__Task prompt__: Each line that follows should be printed again exactly as it stands.

-- start Material for this task --

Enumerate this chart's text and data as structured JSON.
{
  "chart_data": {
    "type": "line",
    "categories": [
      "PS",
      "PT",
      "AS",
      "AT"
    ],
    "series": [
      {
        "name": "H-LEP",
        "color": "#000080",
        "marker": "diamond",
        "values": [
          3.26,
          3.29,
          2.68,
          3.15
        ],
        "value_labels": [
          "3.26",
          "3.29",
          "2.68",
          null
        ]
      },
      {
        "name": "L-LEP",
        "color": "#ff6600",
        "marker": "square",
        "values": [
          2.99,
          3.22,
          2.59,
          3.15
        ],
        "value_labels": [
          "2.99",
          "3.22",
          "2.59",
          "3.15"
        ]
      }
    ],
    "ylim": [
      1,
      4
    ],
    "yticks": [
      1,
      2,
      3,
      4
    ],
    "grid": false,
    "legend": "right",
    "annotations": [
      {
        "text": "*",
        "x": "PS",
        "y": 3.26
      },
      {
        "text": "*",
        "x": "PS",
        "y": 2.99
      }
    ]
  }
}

-- end Material for this task --

__Answer to the exercise__:
Enumerate this chart's text and data as structured JSON.
{
  "chart_data": {
    "type": "line",
    "categories": [
      "PS",
      "PT",
      "AS",
      "AT"
    ],
    "series": [
      {
        "name": "H-LEP",
        "color": "#000080",
        "marker": "diamond",
        "values": [
          3.26,
          3.29,
          2.68,
          3.15
        ],
        "value_labels": [
          "3.26",
          "3.29",
          "2.68",
          null
        ]
      },
      {
        "name": "L-LEP",
        "color": "#ff6600",
        "marker": "square",
        "values": [
          2.99,
          3.22,
          2.59,
          3.15
        ],
        "value_labels": [
          "2.99",
          "3.22",
          "2.59",
          "3.15"
        ]
      }
    ],
    "ylim": [
      1,
      4
    ],
    "yticks": [
      1,
      2,
      3,
      4
    ],
    "grid": false,
    "legend": "right",
    "annotations": [
      {
        "text": "*",
        "x": "PS",
        "y": 3.26
      },
      {
        "text": "*",
        "x": "PS",
        "y": 2.99
      }
    ]
  }
}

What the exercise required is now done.